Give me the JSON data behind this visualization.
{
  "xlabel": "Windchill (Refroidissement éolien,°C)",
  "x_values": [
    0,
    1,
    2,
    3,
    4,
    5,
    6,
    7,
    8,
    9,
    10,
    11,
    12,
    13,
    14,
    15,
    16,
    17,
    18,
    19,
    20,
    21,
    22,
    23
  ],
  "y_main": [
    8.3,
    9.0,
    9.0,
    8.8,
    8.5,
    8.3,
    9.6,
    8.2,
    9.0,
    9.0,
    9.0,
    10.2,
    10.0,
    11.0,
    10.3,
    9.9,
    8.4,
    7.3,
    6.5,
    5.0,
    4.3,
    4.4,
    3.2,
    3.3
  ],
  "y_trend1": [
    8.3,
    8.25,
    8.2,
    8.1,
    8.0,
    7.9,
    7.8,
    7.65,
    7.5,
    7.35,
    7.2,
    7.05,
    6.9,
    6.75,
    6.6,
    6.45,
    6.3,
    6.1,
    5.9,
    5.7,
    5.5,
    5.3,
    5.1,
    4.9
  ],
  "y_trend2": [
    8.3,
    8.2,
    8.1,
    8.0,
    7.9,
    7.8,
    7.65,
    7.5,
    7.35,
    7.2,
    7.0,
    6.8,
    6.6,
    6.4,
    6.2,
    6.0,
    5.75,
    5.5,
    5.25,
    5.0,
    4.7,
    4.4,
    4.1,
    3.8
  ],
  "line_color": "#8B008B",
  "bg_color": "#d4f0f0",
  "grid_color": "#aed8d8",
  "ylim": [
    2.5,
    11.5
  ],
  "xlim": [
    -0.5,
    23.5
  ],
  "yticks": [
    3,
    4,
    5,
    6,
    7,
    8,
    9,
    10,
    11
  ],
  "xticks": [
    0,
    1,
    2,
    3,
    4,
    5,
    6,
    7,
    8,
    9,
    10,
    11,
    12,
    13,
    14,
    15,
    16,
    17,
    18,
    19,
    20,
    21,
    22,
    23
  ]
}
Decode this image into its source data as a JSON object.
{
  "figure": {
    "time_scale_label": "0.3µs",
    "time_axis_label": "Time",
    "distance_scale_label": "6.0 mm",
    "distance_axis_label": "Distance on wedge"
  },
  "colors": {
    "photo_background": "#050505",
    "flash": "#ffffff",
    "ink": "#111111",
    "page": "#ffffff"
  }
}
----
▶ _WHAT THIS TASK INVOLVES_: Please output the entire listing exactly as it stands.

▶ _THE RESPONSE_:
Give me the JSON data behind this visualization.
{
  "xlabel": "Windchill (Refroidissement éolien,°C)",
  "x_values": [
    0,
    1,
    2,
    3,
    4,
    5,
    6,
    7,
    8,
    9,
    10,
    11,
    12,
    13,
    14,
    15,
    16,
    17,
    18,
    19,
    20,
    21,
    22,
    23
  ],
  "y_main": [
    8.3,
    9.0,
    9.0,
    8.8,
    8.5,
    8.3,
    9.6,
    8.2,
    9.0,
    9.0,
    9.0,
    10.2,
    10.0,
    11.0,
    10.3,
    9.9,
    8.4,
    7.3,
    6.5,
    5.0,
    4.3,
    4.4,
    3.2,
    3.3
  ],
  "y_trend1": [
    8.3,
    8.25,
    8.2,
    8.1,
    8.0,
    7.9,
    7.8,
    7.65,
    7.5,
    7.35,
    7.2,
    7.05,
    6.9,
    6.75,
    6.6,
    6.45,
    6.3,
    6.1,
    5.9,
    5.7,
    5.5,
    5.3,
    5.1,
    4.9
  ],
  "y_trend2": [
    8.3,
    8.2,
    8.1,
    8.0,
    7.9,
    7.8,
    7.65,
    7.5,
    7.35,
    7.2,
    7.0,
    6.8,
    6.6,
    6.4,
    6.2,
    6.0,
    5.75,
    5.5,
    5.25,
    5.0,
    4.7,
    4.4,
    4.1,
    3.8
  ],
  "line_color": "#8B008B",
  "bg_color": "#d4f0f0",
  "grid_color": "#aed8d8",
  "ylim": [
    2.5,
    11.5
  ],
  "xlim": [
    -0.5,
    23.5
  ],
  "yticks": [
    3,
    4,
    5,
    6,
    7,
    8,
    9,
    10,
    11
  ],
  "xticks": [
    0,
    1,
    2,
    3,
    4,
    5,
    6,
    7,
    8,
    9,
    10,
    11,
    12,
    13,
    14,
    15,
    16,
    17,
    18,
    19,
    20,
    21,
    22,
    23
  ]
}
Decode this image into its source data as a JSON object.
{
  "figure": {
    "time_scale_label": "0.3µs",
    "time_axis_label": "Time",
    "distance_scale_label": "6.0 mm",
    "distance_axis_label": "Distance on wedge"
  },
  "colors": {
    "photo_background": "#050505",
    "flash": "#ffffff",
    "ink": "#111111",
    "page": "#ffffff"
  }
}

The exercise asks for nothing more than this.